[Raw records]
-- begin --

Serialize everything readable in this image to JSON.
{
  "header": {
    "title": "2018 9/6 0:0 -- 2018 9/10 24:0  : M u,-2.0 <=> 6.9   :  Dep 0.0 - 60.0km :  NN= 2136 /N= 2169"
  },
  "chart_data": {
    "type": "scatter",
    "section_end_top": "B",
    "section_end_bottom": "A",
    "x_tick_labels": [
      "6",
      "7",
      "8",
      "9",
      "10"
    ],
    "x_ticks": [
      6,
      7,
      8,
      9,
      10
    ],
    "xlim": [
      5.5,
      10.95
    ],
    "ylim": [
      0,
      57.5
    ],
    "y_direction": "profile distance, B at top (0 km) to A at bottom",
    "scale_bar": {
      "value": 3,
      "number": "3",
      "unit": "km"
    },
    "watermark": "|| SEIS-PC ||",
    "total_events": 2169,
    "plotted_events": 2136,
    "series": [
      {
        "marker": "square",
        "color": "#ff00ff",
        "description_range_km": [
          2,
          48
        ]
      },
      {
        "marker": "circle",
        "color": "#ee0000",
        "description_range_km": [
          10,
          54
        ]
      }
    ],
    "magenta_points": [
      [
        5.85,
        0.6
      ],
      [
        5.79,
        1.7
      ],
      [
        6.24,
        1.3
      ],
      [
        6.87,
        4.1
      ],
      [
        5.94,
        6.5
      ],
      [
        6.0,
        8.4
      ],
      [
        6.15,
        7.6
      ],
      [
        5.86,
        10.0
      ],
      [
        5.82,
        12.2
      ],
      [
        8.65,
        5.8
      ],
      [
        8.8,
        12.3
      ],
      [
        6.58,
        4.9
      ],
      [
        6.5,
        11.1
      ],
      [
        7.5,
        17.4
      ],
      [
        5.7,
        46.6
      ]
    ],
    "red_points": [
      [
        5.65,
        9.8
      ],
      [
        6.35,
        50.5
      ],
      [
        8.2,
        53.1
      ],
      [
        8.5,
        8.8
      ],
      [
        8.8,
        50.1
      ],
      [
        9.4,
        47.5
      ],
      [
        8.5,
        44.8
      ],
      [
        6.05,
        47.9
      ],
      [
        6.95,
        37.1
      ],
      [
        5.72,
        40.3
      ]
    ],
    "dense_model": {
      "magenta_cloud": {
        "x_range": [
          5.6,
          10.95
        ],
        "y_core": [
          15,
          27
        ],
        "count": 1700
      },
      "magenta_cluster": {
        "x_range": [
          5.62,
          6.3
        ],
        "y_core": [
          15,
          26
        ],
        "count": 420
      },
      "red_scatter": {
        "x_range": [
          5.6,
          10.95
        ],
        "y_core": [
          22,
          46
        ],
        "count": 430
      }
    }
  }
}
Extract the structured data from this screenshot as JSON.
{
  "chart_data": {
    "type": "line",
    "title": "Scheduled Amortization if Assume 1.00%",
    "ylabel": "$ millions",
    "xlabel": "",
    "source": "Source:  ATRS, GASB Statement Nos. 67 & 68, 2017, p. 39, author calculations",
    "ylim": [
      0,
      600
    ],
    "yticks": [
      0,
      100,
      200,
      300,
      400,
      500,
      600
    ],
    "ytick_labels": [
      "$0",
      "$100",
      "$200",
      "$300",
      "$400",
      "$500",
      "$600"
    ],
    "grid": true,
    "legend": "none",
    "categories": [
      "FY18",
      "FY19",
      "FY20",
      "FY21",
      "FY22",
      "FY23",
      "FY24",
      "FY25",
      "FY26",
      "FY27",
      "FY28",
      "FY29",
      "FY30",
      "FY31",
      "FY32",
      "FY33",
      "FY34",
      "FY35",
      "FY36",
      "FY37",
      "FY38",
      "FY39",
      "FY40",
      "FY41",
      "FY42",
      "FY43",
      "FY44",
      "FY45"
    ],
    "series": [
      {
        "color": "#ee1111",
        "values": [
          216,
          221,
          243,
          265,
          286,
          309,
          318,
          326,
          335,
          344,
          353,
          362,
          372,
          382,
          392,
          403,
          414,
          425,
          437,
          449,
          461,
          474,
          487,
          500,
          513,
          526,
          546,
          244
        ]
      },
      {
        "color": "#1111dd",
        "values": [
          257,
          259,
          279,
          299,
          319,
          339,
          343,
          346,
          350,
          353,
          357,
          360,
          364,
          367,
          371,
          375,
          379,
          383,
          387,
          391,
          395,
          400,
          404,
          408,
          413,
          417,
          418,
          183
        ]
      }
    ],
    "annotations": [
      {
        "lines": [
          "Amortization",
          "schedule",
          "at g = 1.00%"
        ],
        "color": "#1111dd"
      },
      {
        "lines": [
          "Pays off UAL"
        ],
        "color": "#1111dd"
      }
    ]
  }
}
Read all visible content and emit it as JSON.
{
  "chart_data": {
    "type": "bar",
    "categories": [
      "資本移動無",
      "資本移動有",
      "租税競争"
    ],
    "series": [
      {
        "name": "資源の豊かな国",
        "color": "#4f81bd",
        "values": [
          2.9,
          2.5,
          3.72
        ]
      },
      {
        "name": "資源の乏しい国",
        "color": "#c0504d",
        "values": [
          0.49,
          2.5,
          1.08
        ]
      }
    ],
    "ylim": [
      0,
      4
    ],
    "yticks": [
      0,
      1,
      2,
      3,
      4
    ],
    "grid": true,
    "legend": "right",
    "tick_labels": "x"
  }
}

-- end --

# Task details
Emit verbatim the lines running from the one with "Read all visible content and emit it as JSON." through the last line of the data, both endpoints inclusive.

# Correct result
Read all visible content and emit it as JSON.
{
  "chart_data": {
    "type": "bar",
    "categories": [
      "資本移動無",
      "資本移動有",
      "租税競争"
    ],
    "series": [
      {
        "name": "資源の豊かな国",
        "color": "#4f81bd",
        "values": [
          2.9,
          2.5,
          3.72
        ]
      },
      {
        "name": "資源の乏しい国",
        "color": "#c0504d",
        "values": [
          0.49,
          2.5,
          1.08
        ]
      }
    ],
    "ylim": [
      0,
      4
    ],
    "yticks": [
      0,
      1,
      2,
      3,
      4
    ],
    "grid": true,
    "legend": "right",
    "tick_labels": "x"
  }
}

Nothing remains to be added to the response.